WHAT IS ASKED >> Each entry below should be reproduced character for character.

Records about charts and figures
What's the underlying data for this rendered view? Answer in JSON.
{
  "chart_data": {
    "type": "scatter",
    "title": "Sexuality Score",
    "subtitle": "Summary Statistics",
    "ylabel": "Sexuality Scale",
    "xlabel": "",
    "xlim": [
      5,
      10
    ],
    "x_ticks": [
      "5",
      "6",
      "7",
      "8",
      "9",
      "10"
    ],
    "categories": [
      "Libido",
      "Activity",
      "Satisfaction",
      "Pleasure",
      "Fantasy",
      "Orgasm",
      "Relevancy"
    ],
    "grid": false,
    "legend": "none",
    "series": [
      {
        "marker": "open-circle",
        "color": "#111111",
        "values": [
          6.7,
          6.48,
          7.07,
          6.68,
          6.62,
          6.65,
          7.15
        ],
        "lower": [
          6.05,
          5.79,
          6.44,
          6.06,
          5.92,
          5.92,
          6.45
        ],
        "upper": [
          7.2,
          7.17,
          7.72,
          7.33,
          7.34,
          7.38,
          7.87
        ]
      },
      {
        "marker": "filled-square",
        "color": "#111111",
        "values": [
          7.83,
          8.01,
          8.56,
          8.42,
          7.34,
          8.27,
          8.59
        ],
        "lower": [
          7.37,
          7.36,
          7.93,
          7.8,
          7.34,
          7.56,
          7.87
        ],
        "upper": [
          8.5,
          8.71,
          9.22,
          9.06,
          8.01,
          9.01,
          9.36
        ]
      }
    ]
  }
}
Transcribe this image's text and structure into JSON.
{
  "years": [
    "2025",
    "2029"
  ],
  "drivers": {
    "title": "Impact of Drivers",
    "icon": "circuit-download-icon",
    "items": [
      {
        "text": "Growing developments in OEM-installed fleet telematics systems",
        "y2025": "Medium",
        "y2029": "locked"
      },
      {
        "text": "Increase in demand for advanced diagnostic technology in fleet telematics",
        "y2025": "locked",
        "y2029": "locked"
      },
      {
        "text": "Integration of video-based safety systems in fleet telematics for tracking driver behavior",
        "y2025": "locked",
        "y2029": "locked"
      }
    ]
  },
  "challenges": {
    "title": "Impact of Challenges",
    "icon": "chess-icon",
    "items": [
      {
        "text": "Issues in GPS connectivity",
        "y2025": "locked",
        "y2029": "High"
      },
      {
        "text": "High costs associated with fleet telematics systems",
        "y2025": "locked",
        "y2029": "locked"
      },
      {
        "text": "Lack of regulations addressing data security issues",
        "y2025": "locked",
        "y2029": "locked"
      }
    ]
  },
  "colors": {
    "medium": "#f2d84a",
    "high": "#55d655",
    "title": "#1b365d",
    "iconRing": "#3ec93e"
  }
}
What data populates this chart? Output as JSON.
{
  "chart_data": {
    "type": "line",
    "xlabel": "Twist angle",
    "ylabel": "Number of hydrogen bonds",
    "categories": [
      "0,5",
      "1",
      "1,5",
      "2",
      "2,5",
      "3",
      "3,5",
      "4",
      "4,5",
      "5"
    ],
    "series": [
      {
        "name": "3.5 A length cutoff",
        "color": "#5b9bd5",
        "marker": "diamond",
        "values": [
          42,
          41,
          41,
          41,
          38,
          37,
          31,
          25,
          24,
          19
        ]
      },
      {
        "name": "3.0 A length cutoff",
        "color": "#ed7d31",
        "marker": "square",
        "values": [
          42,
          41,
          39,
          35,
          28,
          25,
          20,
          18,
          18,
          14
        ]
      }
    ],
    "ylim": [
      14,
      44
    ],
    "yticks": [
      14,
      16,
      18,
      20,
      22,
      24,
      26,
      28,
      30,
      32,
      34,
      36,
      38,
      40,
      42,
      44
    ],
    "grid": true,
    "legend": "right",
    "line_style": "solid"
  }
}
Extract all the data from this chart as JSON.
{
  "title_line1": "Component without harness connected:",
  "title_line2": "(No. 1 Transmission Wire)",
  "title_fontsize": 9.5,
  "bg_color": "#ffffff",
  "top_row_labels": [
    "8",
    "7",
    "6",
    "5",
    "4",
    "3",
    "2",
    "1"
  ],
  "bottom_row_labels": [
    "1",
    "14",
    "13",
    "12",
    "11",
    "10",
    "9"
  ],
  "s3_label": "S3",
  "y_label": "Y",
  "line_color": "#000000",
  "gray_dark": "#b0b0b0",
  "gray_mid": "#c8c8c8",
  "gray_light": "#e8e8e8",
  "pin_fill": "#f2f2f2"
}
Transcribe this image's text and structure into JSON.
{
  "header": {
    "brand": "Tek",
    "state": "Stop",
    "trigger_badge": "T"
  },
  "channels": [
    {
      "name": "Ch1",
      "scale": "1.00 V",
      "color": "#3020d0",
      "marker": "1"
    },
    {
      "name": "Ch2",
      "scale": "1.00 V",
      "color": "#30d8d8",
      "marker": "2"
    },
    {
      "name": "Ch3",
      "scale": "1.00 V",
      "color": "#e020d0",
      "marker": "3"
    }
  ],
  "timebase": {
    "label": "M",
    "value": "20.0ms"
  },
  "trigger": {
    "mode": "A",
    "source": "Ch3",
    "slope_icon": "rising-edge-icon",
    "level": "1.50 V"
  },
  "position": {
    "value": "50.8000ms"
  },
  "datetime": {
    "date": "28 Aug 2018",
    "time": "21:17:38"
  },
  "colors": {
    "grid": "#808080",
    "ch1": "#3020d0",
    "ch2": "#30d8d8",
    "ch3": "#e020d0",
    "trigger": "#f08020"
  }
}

RESULT OF THIS EXERCISE >>
What's the underlying data for this rendered view? Answer in JSON.
{
  "chart_data": {
    "type": "scatter",
    "title": "Sexuality Score",
    "subtitle": "Summary Statistics",
    "ylabel": "Sexuality Scale",
    "xlabel": "",
    "xlim": [
      5,
      10
    ],
    "x_ticks": [
      "5",
      "6",
      "7",
      "8",
      "9",
      "10"
    ],
    "categories": [
      "Libido",
      "Activity",
      "Satisfaction",
      "Pleasure",
      "Fantasy",
      "Orgasm",
      "Relevancy"
    ],
    "grid": false,
    "legend": "none",
    "series": [
      {
        "marker": "open-circle",
        "color": "#111111",
        "values": [
          6.7,
          6.48,
          7.07,
          6.68,
          6.62,
          6.65,
          7.15
        ],
        "lower": [
          6.05,
          5.79,
          6.44,
          6.06,
          5.92,
          5.92,
          6.45
        ],
        "upper": [
          7.2,
          7.17,
          7.72,
          7.33,
          7.34,
          7.38,
          7.87
        ]
      },
      {
        "marker": "filled-square",
        "color": "#111111",
        "values": [
          7.83,
          8.01,
          8.56,
          8.42,
          7.34,
          8.27,
          8.59
        ],
        "lower": [
          7.37,
          7.36,
          7.93,
          7.8,
          7.34,
          7.56,
          7.87
        ],
        "upper": [
          8.5,
          8.71,
          9.22,
          9.06,
          8.01,
          9.01,
          9.36
        ]
      }
    ]
  }
}
Transcribe this image's text and structure into JSON.
{
  "years": [
    "2025",
    "2029"
  ],
  "drivers": {
    "title": "Impact of Drivers",
    "icon": "circuit-download-icon",
    "items": [
      {
        "text": "Growing developments in OEM-installed fleet telematics systems",
        "y2025": "Medium",
        "y2029": "locked"
      },
      {
        "text": "Increase in demand for advanced diagnostic technology in fleet telematics",
        "y2025": "locked",
        "y2029": "locked"
      },
      {
        "text": "Integration of video-based safety systems in fleet telematics for tracking driver behavior",
        "y2025": "locked",
        "y2029": "locked"
      }
    ]
  },
  "challenges": {
    "title": "Impact of Challenges",
    "icon": "chess-icon",
    "items": [
      {
        "text": "Issues in GPS connectivity",
        "y2025": "locked",
        "y2029": "High"
      },
      {
        "text": "High costs associated with fleet telematics systems",
        "y2025": "locked",
        "y2029": "locked"
      },
      {
        "text": "Lack of regulations addressing data security issues",
        "y2025": "locked",
        "y2029": "locked"
      }
    ]
  },
  "colors": {
    "medium": "#f2d84a",
    "high": "#55d655",
    "title": "#1b365d",
    "iconRing": "#3ec93e"
  }
}
What data populates this chart? Output as JSON.
{
  "chart_data": {
    "type": "line",
    "xlabel": "Twist angle",
    "ylabel": "Number of hydrogen bonds",
    "categories": [
      "0,5",
      "1",
      "1,5",
      "2",
      "2,5",
      "3",
      "3,5",
      "4",
      "4,5",
      "5"
    ],
    "series": [
      {
        "name": "3.5 A length cutoff",
        "color": "#5b9bd5",
        "marker": "diamond",
        "values": [
          42,
          41,
          41,
          41,
          38,
          37,
          31,
          25,
          24,
          19
        ]
      },
      {
        "name": "3.0 A length cutoff",
        "color": "#ed7d31",
        "marker": "square",
        "values": [
          42,
          41,
          39,
          35,
          28,
          25,
          20,
          18,
          18,
          14
        ]
      }
    ],
    "ylim": [
      14,
      44
    ],
    "yticks": [
      14,
      16,
      18,
      20,
      22,
      24,
      26,
      28,
      30,
      32,
      34,
      36,
      38,
      40,
      42,
      44
    ],
    "grid": true,
    "legend": "right",
    "line_style": "solid"
  }
}
Extract all the data from this chart as JSON.
{
  "title_line1": "Component without harness connected:",
  "title_line2": "(No. 1 Transmission Wire)",
  "title_fontsize": 9.5,
  "bg_color": "#ffffff",
  "top_row_labels": [
    "8",
    "7",
    "6",
    "5",
    "4",
    "3",
    "2",
    "1"
  ],
  "bottom_row_labels": [
    "1",
    "14",
    "13",
    "12",
    "11",
    "10",
    "9"
  ],
  "s3_label": "S3",
  "y_label": "Y",
  "line_color": "#000000",
  "gray_dark": "#b0b0b0",
  "gray_mid": "#c8c8c8",
  "gray_light": "#e8e8e8",
  "pin_fill": "#f2f2f2"
}
Transcribe this image's text and structure into JSON.
{
  "header": {
    "brand": "Tek",
    "state": "Stop",
    "trigger_badge": "T"
  },
  "channels": [
    {
      "name": "Ch1",
      "scale": "1.00 V",
      "color": "#3020d0",
      "marker": "1"
    },
    {
      "name": "Ch2",
      "scale": "1.00 V",
      "color": "#30d8d8",
      "marker": "2"
    },
    {
      "name": "Ch3",
      "scale": "1.00 V",
      "color": "#e020d0",
      "marker": "3"
    }
  ],
  "timebase": {
    "label": "M",
    "value": "20.0ms"
  },
  "trigger": {
    "mode": "A",
    "source": "Ch3",
    "slope_icon": "rising-edge-icon",
    "level": "1.50 V"
  },
  "position": {
    "value": "50.8000ms"
  },
  "datetime": {
    "date": "28 Aug 2018",
    "time": "21:17:38"
  },
  "colors": {
    "grid": "#808080",
    "ch1": "#3020d0",
    "ch2": "#30d8d8",
    "ch3": "#e020d0",
    "trigger": "#f08020"
  }
}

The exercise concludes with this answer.